[Figure data in JSON]
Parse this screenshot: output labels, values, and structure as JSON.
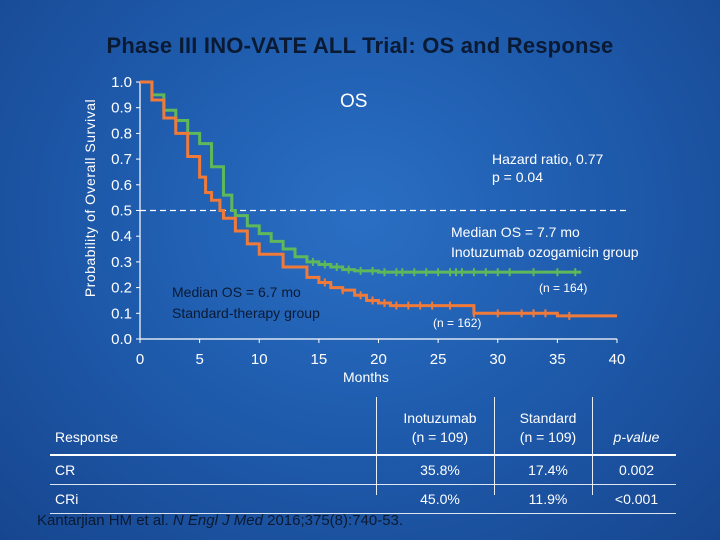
{
  "title": "Phase III INO-VATE ALL Trial: OS and Response",
  "chart_data": {
    "type": "line",
    "title": "OS",
    "ylabel": "Probability of Overall Survival",
    "xlabel": "Months",
    "xlim": [
      0,
      40
    ],
    "ylim": [
      0,
      1.0
    ],
    "xticks": [
      0,
      5,
      10,
      15,
      20,
      25,
      30,
      35,
      40
    ],
    "yticks": [
      "0.0",
      "0.1",
      "0.2",
      "0.3",
      "0.4",
      "0.5",
      "0.6",
      "0.7",
      "0.8",
      "0.9",
      "1.0"
    ],
    "reference_line_y": 0.5,
    "series": [
      {
        "name": "Inotuzumab ozogamicin",
        "color": "#5fb85a",
        "x": [
          0,
          1,
          2,
          3,
          4,
          5,
          6,
          7,
          7.7,
          8,
          9,
          10,
          11,
          12,
          13,
          14,
          15,
          16,
          17,
          18,
          20,
          22,
          25,
          27,
          30,
          33,
          37
        ],
        "y": [
          1.0,
          0.95,
          0.89,
          0.85,
          0.8,
          0.76,
          0.67,
          0.56,
          0.5,
          0.48,
          0.44,
          0.41,
          0.38,
          0.35,
          0.32,
          0.3,
          0.29,
          0.28,
          0.27,
          0.265,
          0.26,
          0.26,
          0.26,
          0.26,
          0.26,
          0.26,
          0.26
        ],
        "censor_x": [
          14.5,
          15.5,
          16.5,
          17.5,
          18.5,
          19.5,
          20.5,
          21.5,
          22,
          23,
          24,
          25,
          26,
          26.5,
          27,
          28,
          29,
          30,
          31,
          33,
          35,
          36.5
        ]
      },
      {
        "name": "Standard therapy",
        "color": "#f07a3a",
        "x": [
          0,
          1,
          2,
          3,
          4,
          5,
          5.5,
          6,
          6.7,
          7,
          8,
          9,
          10,
          12,
          14,
          15,
          16,
          17,
          18,
          19,
          20,
          21,
          22,
          25,
          28,
          32,
          35,
          40
        ],
        "y": [
          1.0,
          0.93,
          0.86,
          0.8,
          0.71,
          0.63,
          0.57,
          0.54,
          0.5,
          0.47,
          0.42,
          0.37,
          0.33,
          0.28,
          0.24,
          0.22,
          0.2,
          0.19,
          0.17,
          0.15,
          0.14,
          0.13,
          0.13,
          0.13,
          0.1,
          0.1,
          0.09,
          0.09
        ],
        "censor_x": [
          15.5,
          17,
          18.5,
          19.5,
          20.5,
          21.5,
          22.5,
          23.5,
          24.5,
          26,
          28,
          30,
          32,
          33,
          34,
          36
        ]
      }
    ],
    "annotations": {
      "hazard_ratio": "Hazard ratio, 0.77",
      "p_value": "p = 0.04",
      "median_experimental_1": "Median OS = 7.7 mo",
      "median_experimental_2": "Inotuzumab ozogamicin group",
      "median_standard_1": "Median OS = 6.7 mo",
      "median_standard_2": "Standard-therapy group",
      "n_experimental": "(n = 164)",
      "n_standard": "(n = 162)"
    }
  },
  "table": {
    "headers": {
      "response": "Response",
      "ino_1": "Inotuzumab",
      "ino_2": "(n = 109)",
      "std_1": "Standard",
      "std_2": "(n = 109)",
      "p": "p-value"
    },
    "rows": [
      {
        "response": "CR",
        "ino": "35.8%",
        "std": "17.4%",
        "p": "0.002"
      },
      {
        "response": "CRi",
        "ino": "45.0%",
        "std": "11.9%",
        "p": "<0.001"
      }
    ]
  },
  "citation": {
    "authors": "Kantarjian HM et al. ",
    "journal": "N Engl J Med",
    "details": " 2016;375(8):740-53."
  }
}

__Stated goal__:
Above are records to transcribe exactly; leave their pictures out.

__Result below__:
Parse this screenshot: output labels, values, and structure as JSON.
{
  "title": "Phase III INO-VATE ALL Trial: OS and Response",
  "chart_data": {
    "type": "line",
    "title": "OS",
    "ylabel": "Probability of Overall Survival",
    "xlabel": "Months",
    "xlim": [
      0,
      40
    ],
    "ylim": [
      0,
      1.0
    ],
    "xticks": [
      0,
      5,
      10,
      15,
      20,
      25,
      30,
      35,
      40
    ],
    "yticks": [
      "0.0",
      "0.1",
      "0.2",
      "0.3",
      "0.4",
      "0.5",
      "0.6",
      "0.7",
      "0.8",
      "0.9",
      "1.0"
    ],
    "reference_line_y": 0.5,
    "series": [
      {
        "name": "Inotuzumab ozogamicin",
        "color": "#5fb85a",
        "x": [
          0,
          1,
          2,
          3,
          4,
          5,
          6,
          7,
          7.7,
          8,
          9,
          10,
          11,
          12,
          13,
          14,
          15,
          16,
          17,
          18,
          20,
          22,
          25,
          27,
          30,
          33,
          37
        ],
        "y": [
          1.0,
          0.95,
          0.89,
          0.85,
          0.8,
          0.76,
          0.67,
          0.56,
          0.5,
          0.48,
          0.44,
          0.41,
          0.38,
          0.35,
          0.32,
          0.3,
          0.29,
          0.28,
          0.27,
          0.265,
          0.26,
          0.26,
          0.26,
          0.26,
          0.26,
          0.26,
          0.26
        ],
        "censor_x": [
          14.5,
          15.5,
          16.5,
          17.5,
          18.5,
          19.5,
          20.5,
          21.5,
          22,
          23,
          24,
          25,
          26,
          26.5,
          27,
          28,
          29,
          30,
          31,
          33,
          35,
          36.5
        ]
      },
      {
        "name": "Standard therapy",
        "color": "#f07a3a",
        "x": [
          0,
          1,
          2,
          3,
          4,
          5,
          5.5,
          6,
          6.7,
          7,
          8,
          9,
          10,
          12,
          14,
          15,
          16,
          17,
          18,
          19,
          20,
          21,
          22,
          25,
          28,
          32,
          35,
          40
        ],
        "y": [
          1.0,
          0.93,
          0.86,
          0.8,
          0.71,
          0.63,
          0.57,
          0.54,
          0.5,
          0.47,
          0.42,
          0.37,
          0.33,
          0.28,
          0.24,
          0.22,
          0.2,
          0.19,
          0.17,
          0.15,
          0.14,
          0.13,
          0.13,
          0.13,
          0.1,
          0.1,
          0.09,
          0.09
        ],
        "censor_x": [
          15.5,
          17,
          18.5,
          19.5,
          20.5,
          21.5,
          22.5,
          23.5,
          24.5,
          26,
          28,
          30,
          32,
          33,
          34,
          36
        ]
      }
    ],
    "annotations": {
      "hazard_ratio": "Hazard ratio, 0.77",
      "p_value": "p = 0.04",
      "median_experimental_1": "Median OS = 7.7 mo",
      "median_experimental_2": "Inotuzumab ozogamicin group",
      "median_standard_1": "Median OS = 6.7 mo",
      "median_standard_2": "Standard-therapy group",
      "n_experimental": "(n = 164)",
      "n_standard": "(n = 162)"
    }
  },
  "table": {
    "headers": {
      "response": "Response",
      "ino_1": "Inotuzumab",
      "ino_2": "(n = 109)",
      "std_1": "Standard",
      "std_2": "(n = 109)",
      "p": "p-value"
    },
    "rows": [
      {
        "response": "CR",
        "ino": "35.8%",
        "std": "17.4%",
        "p": "0.002"
      },
      {
        "response": "CRi",
        "ino": "45.0%",
        "std": "11.9%",
        "p": "<0.001"
      }
    ]
  },
  "citation": {
    "authors": "Kantarjian HM et al. ",
    "journal": "N Engl J Med",
    "details": " 2016;375(8):740-53."
  }
}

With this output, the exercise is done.